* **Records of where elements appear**
══════════

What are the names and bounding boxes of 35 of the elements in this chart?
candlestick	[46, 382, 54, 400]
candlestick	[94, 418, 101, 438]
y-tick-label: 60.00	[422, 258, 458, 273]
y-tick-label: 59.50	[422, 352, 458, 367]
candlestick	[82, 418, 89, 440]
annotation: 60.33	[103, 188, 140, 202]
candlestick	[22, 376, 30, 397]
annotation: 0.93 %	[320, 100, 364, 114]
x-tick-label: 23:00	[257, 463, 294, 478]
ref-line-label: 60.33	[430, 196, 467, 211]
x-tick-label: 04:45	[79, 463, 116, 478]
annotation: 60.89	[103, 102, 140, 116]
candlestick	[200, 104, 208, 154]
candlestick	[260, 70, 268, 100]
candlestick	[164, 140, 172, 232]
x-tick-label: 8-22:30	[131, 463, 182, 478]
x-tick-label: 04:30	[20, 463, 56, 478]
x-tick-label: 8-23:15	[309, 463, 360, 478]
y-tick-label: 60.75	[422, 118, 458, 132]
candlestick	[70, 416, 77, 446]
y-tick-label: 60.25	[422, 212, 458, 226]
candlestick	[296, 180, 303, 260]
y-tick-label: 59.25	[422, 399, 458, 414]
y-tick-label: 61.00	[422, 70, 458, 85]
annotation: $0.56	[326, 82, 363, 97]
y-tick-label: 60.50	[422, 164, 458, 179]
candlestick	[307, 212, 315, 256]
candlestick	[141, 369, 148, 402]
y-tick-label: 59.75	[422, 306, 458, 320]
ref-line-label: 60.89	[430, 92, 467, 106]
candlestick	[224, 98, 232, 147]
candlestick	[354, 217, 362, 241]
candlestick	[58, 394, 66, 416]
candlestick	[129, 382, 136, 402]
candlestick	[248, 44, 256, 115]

══════════

* **Task to carry out**
Can you return, word for word, the stretch of the items from the start through the line containing "92, 467, 106]", with both ends included?

* **Answer to the task**
What are the names and bounding boxes of 35 of the elements in this chart?
candlestick	[46, 382, 54, 400]
candlestick	[94, 418, 101, 438]
y-tick-label: 60.00	[422, 258, 458, 273]
y-tick-label: 59.50	[422, 352, 458, 367]
candlestick	[82, 418, 89, 440]
annotation: 60.33	[103, 188, 140, 202]
candlestick	[22, 376, 30, 397]
annotation: 0.93 %	[320, 100, 364, 114]
x-tick-label: 23:00	[257, 463, 294, 478]
ref-line-label: 60.33	[430, 196, 467, 211]
x-tick-label: 04:45	[79, 463, 116, 478]
annotation: 60.89	[103, 102, 140, 116]
candlestick	[200, 104, 208, 154]
candlestick	[260, 70, 268, 100]
candlestick	[164, 140, 172, 232]
x-tick-label: 8-22:30	[131, 463, 182, 478]
x-tick-label: 04:30	[20, 463, 56, 478]
x-tick-label: 8-23:15	[309, 463, 360, 478]
y-tick-label: 60.75	[422, 118, 458, 132]
candlestick	[70, 416, 77, 446]
y-tick-label: 60.25	[422, 212, 458, 226]
candlestick	[296, 180, 303, 260]
y-tick-label: 59.25	[422, 399, 458, 414]
y-tick-label: 61.00	[422, 70, 458, 85]
annotation: $0.56	[326, 82, 363, 97]
y-tick-label: 60.50	[422, 164, 458, 179]
candlestick	[307, 212, 315, 256]
candlestick	[141, 369, 148, 402]
y-tick-label: 59.75	[422, 306, 458, 320]
ref-line-label: 60.89	[430, 92, 467, 106]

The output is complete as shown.